Required task:
Extract every line that includes the string "xlabel".
--- Listed records ---
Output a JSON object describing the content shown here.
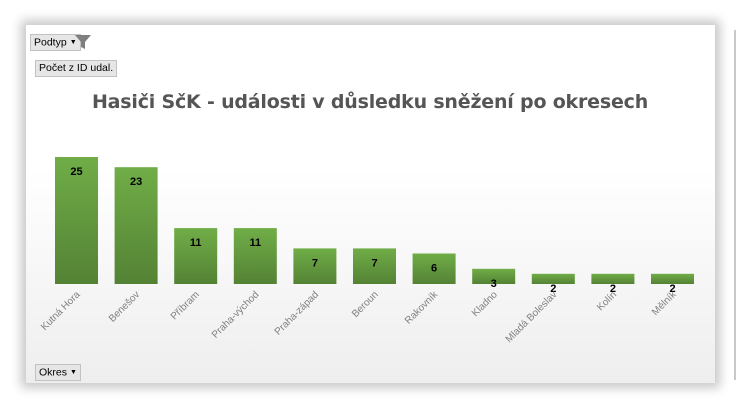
{
  "filters": {
    "subtype_label": "Podtyp",
    "values_label": "Počet z ID udal.",
    "axis_field_label": "Okres"
  },
  "colors": {
    "bar": "#70ad47",
    "bar_dark": "#548235",
    "label": "#000000",
    "axis_text": "#7f7f7f"
  },
  "chart_data": {
    "type": "bar",
    "title": "Hasiči SčK - události v důsledku sněžení po okresech",
    "xlabel": "",
    "ylabel": "",
    "categories": [
      "Kutná Hora",
      "Benešov",
      "Příbram",
      "Praha-východ",
      "Praha-západ",
      "Beroun",
      "Rakovník",
      "Kladno",
      "Mladá Boleslav",
      "Kolín",
      "Mělník"
    ],
    "values": [
      25,
      23,
      11,
      11,
      7,
      7,
      6,
      3,
      2,
      2,
      2
    ],
    "ylim": [
      0,
      25
    ],
    "grid": false,
    "legend": "none",
    "data_labels": true
  }
}
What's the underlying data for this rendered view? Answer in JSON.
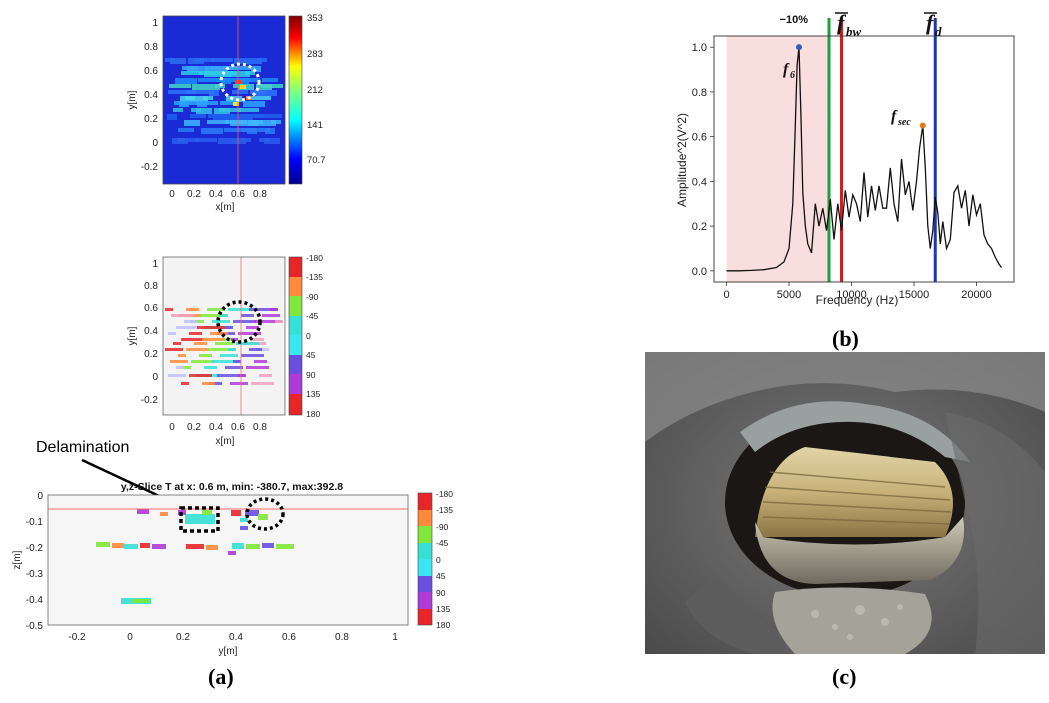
{
  "panel_a": {
    "caption": "(a)",
    "amplitude_map": {
      "xlabel": "x[m]",
      "ylabel": "y[m]",
      "xticks": [
        "0",
        "0.2",
        "0.4",
        "0.6",
        "0.8"
      ],
      "yticks": [
        "1",
        "0.8",
        "0.6",
        "0.4",
        "0.2",
        "0",
        "-0.2"
      ],
      "colorbar_ticks": [
        "353",
        "283",
        "212",
        "141",
        "70.7"
      ]
    },
    "phase_map": {
      "xlabel": "x[m]",
      "ylabel": "y[m]",
      "xticks": [
        "0",
        "0.2",
        "0.4",
        "0.6",
        "0.8"
      ],
      "yticks": [
        "1",
        "0.8",
        "0.6",
        "0.4",
        "0.2",
        "0",
        "-0.2"
      ],
      "colorbar_ticks": [
        "-180",
        "-135",
        "-90",
        "-45",
        "0",
        "45",
        "90",
        "135",
        "180"
      ]
    },
    "slice": {
      "title": "y,z-Slice T at x: 0.6 m, min: -380.7, max:392.8",
      "annotation": "Delamination",
      "xlabel": "y[m]",
      "ylabel": "z[m]",
      "xticks": [
        "-0.2",
        "0",
        "0.2",
        "0.4",
        "0.6",
        "0.8",
        "1"
      ],
      "yticks": [
        "0",
        "-0.1",
        "-0.2",
        "-0.3",
        "-0.4",
        "-0.5"
      ],
      "colorbar_ticks": [
        "-180",
        "-135",
        "-90",
        "-45",
        "0",
        "45",
        "90",
        "135",
        "180"
      ]
    }
  },
  "panel_b": {
    "caption": "(b)"
  },
  "panel_c": {
    "caption": "(c)"
  },
  "chart_data": {
    "type": "line",
    "xlabel": "Frequency (Hz)",
    "ylabel": "Amplitude^2(V^2)",
    "xlim": [
      -1000,
      23000
    ],
    "ylim": [
      -0.05,
      1.05
    ],
    "xticks": [
      "0",
      "5000",
      "10000",
      "15000",
      "20000"
    ],
    "yticks": [
      "0.0",
      "0.2",
      "0.4",
      "0.6",
      "0.8",
      "1.0"
    ],
    "shaded_region": {
      "from": 0,
      "to": 8200,
      "color": "#f9dede"
    },
    "vlines": [
      {
        "x": 8200,
        "color": "#1f9e3a",
        "label": "−10%"
      },
      {
        "x": 9200,
        "color": "#cc1f1f",
        "label": "f̄bw"
      },
      {
        "x": 16700,
        "color": "#1f35b0",
        "label": "f̄d"
      }
    ],
    "peaks": [
      {
        "x": 5800,
        "y": 1.0,
        "label": "f6",
        "color": "#2d5fb8"
      },
      {
        "x": 15700,
        "y": 0.65,
        "label": "fsec",
        "color": "#e07b1a"
      }
    ],
    "series": [
      {
        "x": [
          0,
          1000,
          2000,
          3000,
          4000,
          4600,
          5000,
          5300,
          5500,
          5650,
          5800,
          5950,
          6100,
          6300,
          6500,
          6800,
          7100,
          7400,
          7700,
          8000,
          8300,
          8600,
          8900,
          9200,
          9500,
          9800,
          10100,
          10400,
          10700,
          11000,
          11300,
          11600,
          11900,
          12200,
          12500,
          12800,
          13100,
          13400,
          13700,
          14000,
          14300,
          14600,
          14900,
          15200,
          15450,
          15700,
          15900,
          16100,
          16300,
          16500,
          16700,
          16900,
          17100,
          17300,
          17600,
          17900,
          18200,
          18500,
          18800,
          19100,
          19400,
          19700,
          20000,
          20300,
          20600,
          20900,
          21200,
          21500,
          21800,
          22000
        ],
        "y": [
          0.0,
          0.0,
          0.002,
          0.005,
          0.015,
          0.04,
          0.1,
          0.3,
          0.65,
          0.92,
          1.0,
          0.7,
          0.35,
          0.2,
          0.12,
          0.08,
          0.3,
          0.2,
          0.28,
          0.18,
          0.32,
          0.14,
          0.3,
          0.18,
          0.36,
          0.24,
          0.34,
          0.3,
          0.22,
          0.44,
          0.24,
          0.38,
          0.27,
          0.38,
          0.28,
          0.28,
          0.46,
          0.3,
          0.22,
          0.5,
          0.34,
          0.4,
          0.27,
          0.4,
          0.55,
          0.65,
          0.46,
          0.2,
          0.1,
          0.18,
          0.33,
          0.26,
          0.12,
          0.22,
          0.1,
          0.14,
          0.35,
          0.38,
          0.28,
          0.36,
          0.2,
          0.34,
          0.25,
          0.3,
          0.16,
          0.12,
          0.1,
          0.06,
          0.03,
          0.015
        ]
      }
    ]
  }
}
---
Task solution:
    "xlabel": "",
      "xlabel": "x[m]",
      "xlabel": "x[m]",
      "xlabel": "y[m]",
    "xlabel": "Frequency (Hz)",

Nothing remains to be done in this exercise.